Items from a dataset
□ □ □ □ □ □ □
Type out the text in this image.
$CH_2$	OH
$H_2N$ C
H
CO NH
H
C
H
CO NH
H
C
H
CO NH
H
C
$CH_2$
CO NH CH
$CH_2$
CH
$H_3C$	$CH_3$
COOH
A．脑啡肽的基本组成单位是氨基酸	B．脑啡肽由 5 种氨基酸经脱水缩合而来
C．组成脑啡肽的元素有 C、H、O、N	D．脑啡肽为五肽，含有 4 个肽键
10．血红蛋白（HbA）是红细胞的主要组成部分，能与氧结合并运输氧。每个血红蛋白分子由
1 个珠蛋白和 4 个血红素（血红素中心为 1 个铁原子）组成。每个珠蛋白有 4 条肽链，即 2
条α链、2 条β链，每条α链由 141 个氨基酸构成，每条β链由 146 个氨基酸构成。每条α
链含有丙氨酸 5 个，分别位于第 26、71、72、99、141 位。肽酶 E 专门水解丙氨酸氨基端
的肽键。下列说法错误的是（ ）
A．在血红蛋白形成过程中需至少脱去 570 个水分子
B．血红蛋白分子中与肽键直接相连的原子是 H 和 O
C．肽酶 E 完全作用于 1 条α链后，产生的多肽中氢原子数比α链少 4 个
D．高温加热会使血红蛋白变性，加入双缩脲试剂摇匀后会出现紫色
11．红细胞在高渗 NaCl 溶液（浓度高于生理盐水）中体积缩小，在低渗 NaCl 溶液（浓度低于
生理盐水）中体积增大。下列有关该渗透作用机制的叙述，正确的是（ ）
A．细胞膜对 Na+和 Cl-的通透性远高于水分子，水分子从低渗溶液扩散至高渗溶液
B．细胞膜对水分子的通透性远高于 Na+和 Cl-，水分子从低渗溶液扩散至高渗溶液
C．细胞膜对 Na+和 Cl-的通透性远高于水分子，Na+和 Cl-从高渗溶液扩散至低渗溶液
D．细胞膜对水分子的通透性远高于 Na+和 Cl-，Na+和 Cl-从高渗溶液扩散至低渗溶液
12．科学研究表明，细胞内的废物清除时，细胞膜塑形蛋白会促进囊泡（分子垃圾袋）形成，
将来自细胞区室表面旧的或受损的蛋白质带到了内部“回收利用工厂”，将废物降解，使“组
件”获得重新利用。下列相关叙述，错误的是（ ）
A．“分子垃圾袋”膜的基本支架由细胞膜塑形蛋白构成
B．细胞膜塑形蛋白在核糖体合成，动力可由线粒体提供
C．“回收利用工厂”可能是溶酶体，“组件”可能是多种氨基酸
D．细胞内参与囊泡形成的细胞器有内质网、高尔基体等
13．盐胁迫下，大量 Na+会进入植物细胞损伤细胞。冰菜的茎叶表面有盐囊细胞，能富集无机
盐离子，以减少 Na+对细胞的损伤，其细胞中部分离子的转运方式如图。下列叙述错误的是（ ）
□ □ □ □ □ □ □
> _STATED PROBLEM_: Using the listing above, return all lines where the word "细胞膜对水分子的通透性远高于" occurs.

> _EXERCISE OUTPUT_:
B．细胞膜对水分子的通透性远高于 Na+和 Cl-，水分子从低渗溶液扩散至高渗溶液
D．细胞膜对水分子的通透性远高于 Na+和 Cl-，Na+和 Cl-从高渗溶液扩散至低渗溶液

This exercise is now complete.